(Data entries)
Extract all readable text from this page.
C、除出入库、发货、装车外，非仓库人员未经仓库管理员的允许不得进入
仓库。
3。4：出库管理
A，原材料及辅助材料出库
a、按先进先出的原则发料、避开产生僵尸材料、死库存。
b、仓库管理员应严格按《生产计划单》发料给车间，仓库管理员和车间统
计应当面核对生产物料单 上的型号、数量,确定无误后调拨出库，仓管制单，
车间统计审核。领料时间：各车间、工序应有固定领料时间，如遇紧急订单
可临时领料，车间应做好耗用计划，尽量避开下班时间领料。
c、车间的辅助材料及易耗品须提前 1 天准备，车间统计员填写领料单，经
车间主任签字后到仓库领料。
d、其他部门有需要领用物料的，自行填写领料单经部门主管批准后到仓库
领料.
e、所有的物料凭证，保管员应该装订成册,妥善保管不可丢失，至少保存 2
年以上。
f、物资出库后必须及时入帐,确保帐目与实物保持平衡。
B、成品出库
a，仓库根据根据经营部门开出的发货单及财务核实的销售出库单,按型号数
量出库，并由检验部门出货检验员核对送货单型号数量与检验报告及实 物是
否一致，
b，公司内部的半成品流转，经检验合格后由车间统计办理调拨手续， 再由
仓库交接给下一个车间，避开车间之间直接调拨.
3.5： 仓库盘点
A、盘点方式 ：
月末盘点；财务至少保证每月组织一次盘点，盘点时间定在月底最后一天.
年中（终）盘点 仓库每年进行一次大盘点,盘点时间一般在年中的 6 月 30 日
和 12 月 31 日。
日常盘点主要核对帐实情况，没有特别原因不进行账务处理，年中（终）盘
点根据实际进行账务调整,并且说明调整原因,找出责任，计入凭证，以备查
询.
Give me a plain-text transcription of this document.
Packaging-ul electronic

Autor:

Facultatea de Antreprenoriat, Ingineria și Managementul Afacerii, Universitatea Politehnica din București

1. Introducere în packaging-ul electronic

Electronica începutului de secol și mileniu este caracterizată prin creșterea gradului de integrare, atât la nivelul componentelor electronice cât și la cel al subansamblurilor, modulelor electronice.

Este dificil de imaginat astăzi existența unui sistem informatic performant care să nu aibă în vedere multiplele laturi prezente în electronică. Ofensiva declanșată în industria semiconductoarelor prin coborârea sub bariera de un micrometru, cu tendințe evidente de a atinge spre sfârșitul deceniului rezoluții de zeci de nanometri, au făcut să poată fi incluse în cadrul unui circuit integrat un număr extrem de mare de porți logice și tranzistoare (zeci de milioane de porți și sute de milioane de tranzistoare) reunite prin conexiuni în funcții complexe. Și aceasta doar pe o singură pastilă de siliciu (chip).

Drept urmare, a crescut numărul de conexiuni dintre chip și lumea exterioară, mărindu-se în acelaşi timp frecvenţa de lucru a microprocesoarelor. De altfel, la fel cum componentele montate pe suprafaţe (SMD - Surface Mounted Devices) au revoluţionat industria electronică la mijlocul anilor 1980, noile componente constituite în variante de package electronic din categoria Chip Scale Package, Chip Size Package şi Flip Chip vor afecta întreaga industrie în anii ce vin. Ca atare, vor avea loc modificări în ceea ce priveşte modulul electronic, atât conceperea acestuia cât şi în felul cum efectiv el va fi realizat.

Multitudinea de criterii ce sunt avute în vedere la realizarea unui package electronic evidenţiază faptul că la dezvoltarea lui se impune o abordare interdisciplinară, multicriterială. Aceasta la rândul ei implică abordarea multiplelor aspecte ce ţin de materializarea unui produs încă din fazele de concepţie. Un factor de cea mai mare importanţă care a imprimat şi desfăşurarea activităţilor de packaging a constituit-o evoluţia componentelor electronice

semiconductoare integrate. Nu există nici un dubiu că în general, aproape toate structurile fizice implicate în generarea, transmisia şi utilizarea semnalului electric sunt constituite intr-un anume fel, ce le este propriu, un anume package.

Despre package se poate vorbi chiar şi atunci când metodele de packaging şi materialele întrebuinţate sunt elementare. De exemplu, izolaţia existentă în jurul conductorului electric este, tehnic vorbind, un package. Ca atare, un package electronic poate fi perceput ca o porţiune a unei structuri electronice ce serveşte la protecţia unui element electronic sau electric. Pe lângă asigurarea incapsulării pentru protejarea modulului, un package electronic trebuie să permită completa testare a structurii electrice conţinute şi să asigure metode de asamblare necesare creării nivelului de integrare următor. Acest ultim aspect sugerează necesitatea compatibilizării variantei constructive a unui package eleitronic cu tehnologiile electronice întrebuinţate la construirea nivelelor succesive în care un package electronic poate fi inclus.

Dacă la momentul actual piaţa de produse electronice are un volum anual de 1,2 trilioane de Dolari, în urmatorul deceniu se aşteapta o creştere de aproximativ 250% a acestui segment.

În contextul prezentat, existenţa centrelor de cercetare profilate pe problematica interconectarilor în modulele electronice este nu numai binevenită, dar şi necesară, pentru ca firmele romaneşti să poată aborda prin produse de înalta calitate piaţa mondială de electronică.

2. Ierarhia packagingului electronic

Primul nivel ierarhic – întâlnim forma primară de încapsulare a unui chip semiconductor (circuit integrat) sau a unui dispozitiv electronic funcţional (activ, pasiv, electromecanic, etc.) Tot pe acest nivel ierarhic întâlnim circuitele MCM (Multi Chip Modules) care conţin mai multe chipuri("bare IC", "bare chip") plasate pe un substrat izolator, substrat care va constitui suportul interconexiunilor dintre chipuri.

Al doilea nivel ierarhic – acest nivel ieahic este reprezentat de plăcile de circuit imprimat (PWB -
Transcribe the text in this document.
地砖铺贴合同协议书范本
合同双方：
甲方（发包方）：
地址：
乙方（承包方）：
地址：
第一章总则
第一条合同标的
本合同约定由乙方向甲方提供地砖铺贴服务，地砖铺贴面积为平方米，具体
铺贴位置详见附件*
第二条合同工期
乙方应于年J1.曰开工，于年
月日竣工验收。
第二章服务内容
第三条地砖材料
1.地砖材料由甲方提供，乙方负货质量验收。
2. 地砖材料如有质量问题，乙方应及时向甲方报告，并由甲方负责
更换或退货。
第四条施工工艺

**Short exercise**
Return every line from the records above that holds the word "constituite".

**Result**
Drept urmare, a crescut numărul de conexiuni dintre chip și lumea exterioară, mărindu-se în acelaşi timp frecvenţa de lucru a microprocesoarelor. De altfel, la fel cum componentele montate pe suprafaţe (SMD - Surface Mounted Devices) au revoluţionat industria electronică la mijlocul anilor 1980, noile componente constituite în variante de package electronic din categoria Chip Scale Package, Chip Size Package şi Flip Chip vor afecta întreaga industrie în anii ce vin. Ca atare, vor avea loc modificări în ceea ce priveşte modulul electronic, atât conceperea acestuia cât şi în felul cum efectiv el va fi realizat.
semiconductoare integrate. Nu există nici un dubiu că în general, aproape toate structurile fizice implicate în generarea, transmisia şi utilizarea semnalului electric sunt constituite intr-un anume fel, ce le este propriu, un anume package.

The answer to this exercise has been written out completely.